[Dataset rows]
****************************************
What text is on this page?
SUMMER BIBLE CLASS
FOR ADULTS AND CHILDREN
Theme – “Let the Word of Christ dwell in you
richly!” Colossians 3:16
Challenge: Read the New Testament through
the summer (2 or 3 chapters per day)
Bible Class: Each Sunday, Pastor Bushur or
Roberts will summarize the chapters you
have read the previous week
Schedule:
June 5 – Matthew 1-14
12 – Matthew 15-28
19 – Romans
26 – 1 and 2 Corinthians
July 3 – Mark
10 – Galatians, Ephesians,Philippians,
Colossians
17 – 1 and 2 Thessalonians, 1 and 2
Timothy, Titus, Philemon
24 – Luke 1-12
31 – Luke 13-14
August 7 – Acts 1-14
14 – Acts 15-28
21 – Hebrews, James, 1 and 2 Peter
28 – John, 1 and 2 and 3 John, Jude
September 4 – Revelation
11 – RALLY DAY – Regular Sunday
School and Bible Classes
****************************************
### PROBLEM
Copy down the whole of the data above, matching it exactly.

### RESPONSE TO THE EXERCISE
What text is on this page?
SUMMER BIBLE CLASS
FOR ADULTS AND CHILDREN
Theme – “Let the Word of Christ dwell in you
richly!” Colossians 3:16
Challenge: Read the New Testament through
the summer (2 or 3 chapters per day)
Bible Class: Each Sunday, Pastor Bushur or
Roberts will summarize the chapters you
have read the previous week
Schedule:
June 5 – Matthew 1-14
12 – Matthew 15-28
19 – Romans
26 – 1 and 2 Corinthians
July 3 – Mark
10 – Galatians, Ephesians,Philippians,
Colossians
17 – 1 and 2 Thessalonians, 1 and 2
Timothy, Titus, Philemon
24 – Luke 1-12
31 – Luke 13-14
August 7 – Acts 1-14
14 – Acts 15-28
21 – Hebrews, James, 1 and 2 Peter
28 – John, 1 and 2 and 3 John, Jude
September 4 – Revelation
11 – RALLY DAY – Regular Sunday
School and Bible Classes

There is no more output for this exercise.